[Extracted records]
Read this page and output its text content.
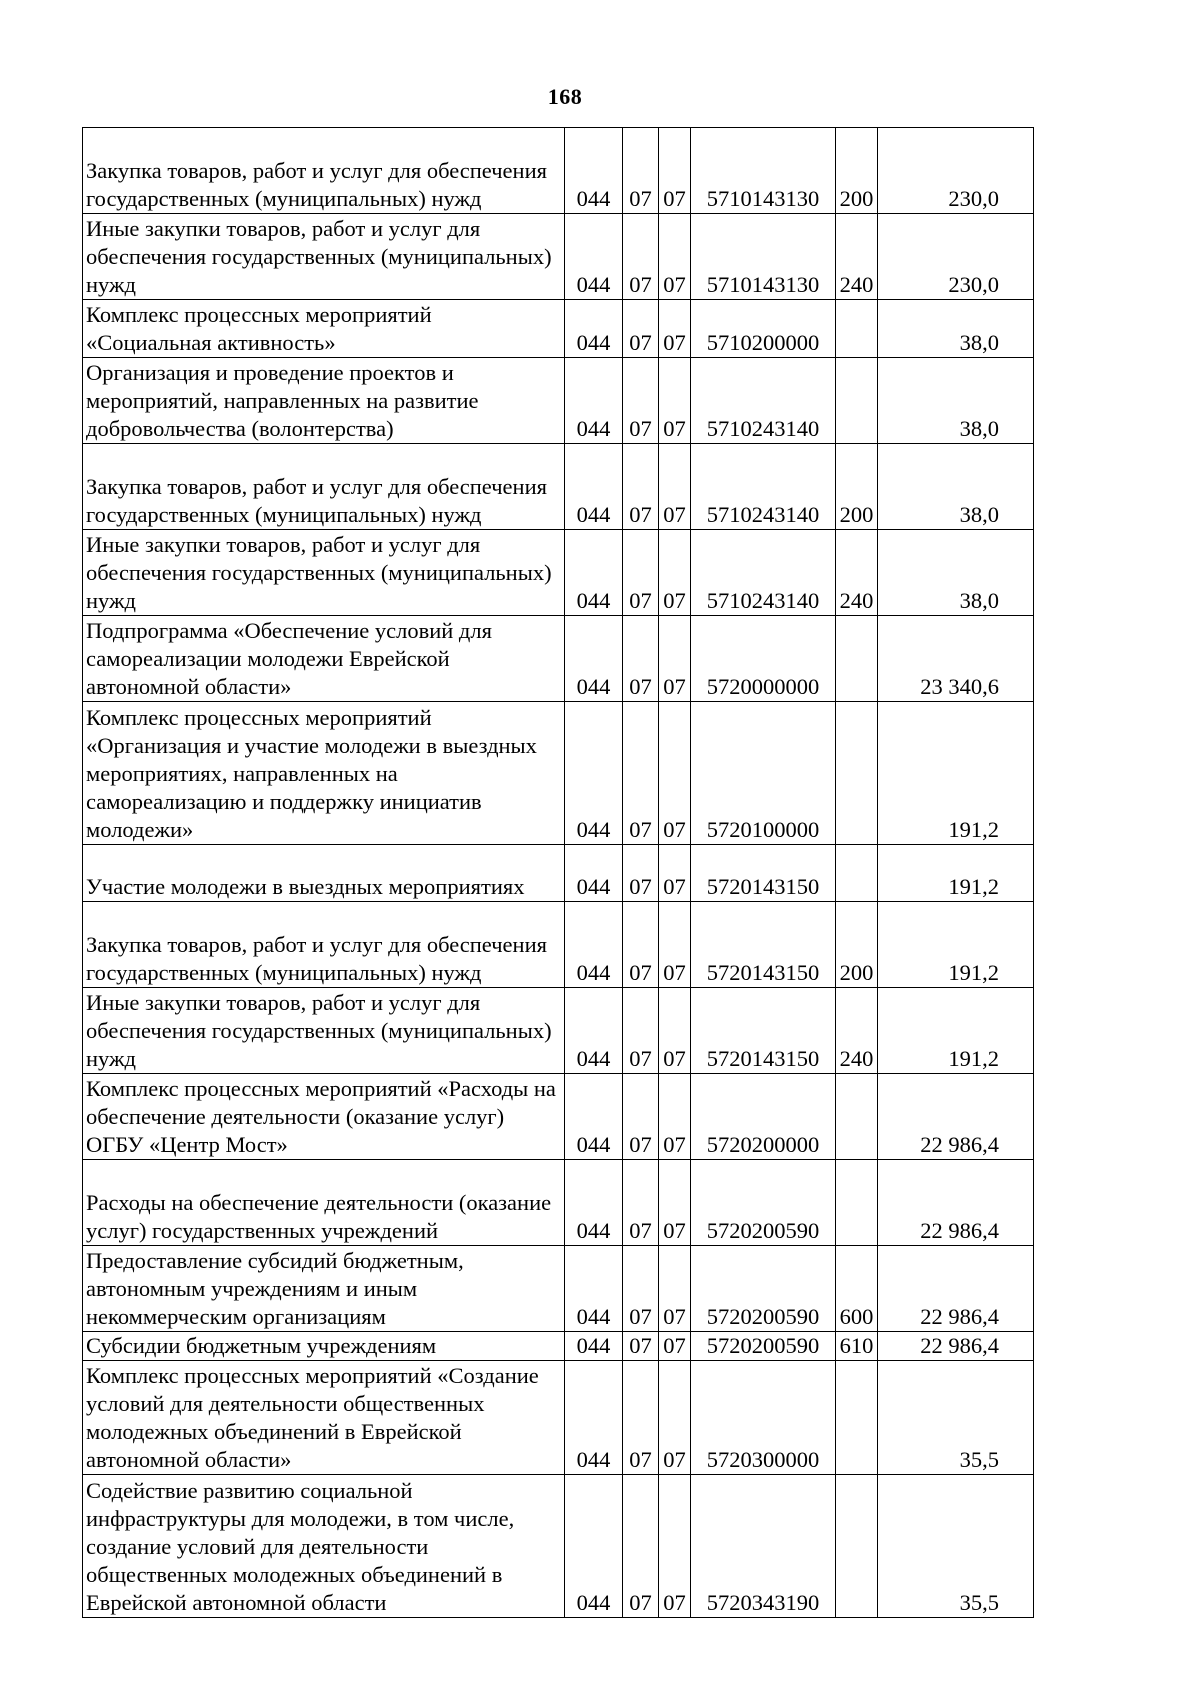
168
Закупка товаров, работ и услуг для обеспечения государственных (муниципальных) нужд	044	07	07	5710143130	200	230,0
Иные закупки товаров, работ и услуг для обеспечения государственных (муниципальных) нужд	044	07	07	5710143130	240	230,0
Комплекс процессных мероприятий «Социальная активность»	044	07	07	5710200000		38,0
Организация и проведение проектов и мероприятий, направленных на развитие добровольчества (волонтерства)	044	07	07	5710243140		38,0
Закупка товаров, работ и услуг для обеспечения государственных (муниципальных) нужд	044	07	07	5710243140	200	38,0
Иные закупки товаров, работ и услуг для обеспечения государственных (муниципальных) нужд	044	07	07	5710243140	240	38,0
Подпрограмма «Обеспечение условий для самореализации молодежи Еврейской автономной области»	044	07	07	5720000000		23 340,6
Комплекс процессных мероприятий «Организация и участие молодежи в выездных мероприятиях, направленных на самореализацию и поддержку инициатив молодежи»	044	07	07	5720100000		191,2
Участие молодежи в выездных мероприятиях	044	07	07	5720143150		191,2
Закупка товаров, работ и услуг для обеспечения государственных (муниципальных) нужд	044	07	07	5720143150	200	191,2
Иные закупки товаров, работ и услуг для обеспечения государственных (муниципальных) нужд	044	07	07	5720143150	240	191,2
Комплекс процессных мероприятий «Расходы на обеспечение деятельности (оказание услуг) ОГБУ «Центр Мост»	044	07	07	5720200000		22 986,4
Расходы на обеспечение деятельности (оказание услуг) государственных учреждений	044	07	07	5720200590		22 986,4
Предоставление субсидий бюджетным, автономным учреждениям и иным некоммерческим организациям	044	07	07	5720200590	600	22 986,4
Субсидии бюджетным учреждениям	044	07	07	5720200590	610	22 986,4
Комплекс процессных мероприятий «Создание условий для деятельности общественных молодежных объединений в Еврейской автономной области»	044	07	07	5720300000		35,5
Содействие развитию социальной инфраструктуры для молодежи, в том числе, создание условий для деятельности общественных молодежных объединений в Еврейской автономной области	044	07	07	5720343190		35,5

-- WHAT TO WORK ON --
In the material above, find the lines that contain "Иные" and show them.

-- REPLY --
Иные закупки товаров, работ и услуг для обеспечения государственных (муниципальных) нужд	044	07	07	5710143130	240	230,0
Иные закупки товаров, работ и услуг для обеспечения государственных (муниципальных) нужд	044	07	07	5710243140	240	38,0
Иные закупки товаров, работ и услуг для обеспечения государственных (муниципальных) нужд	044	07	07	5720143150	240	191,2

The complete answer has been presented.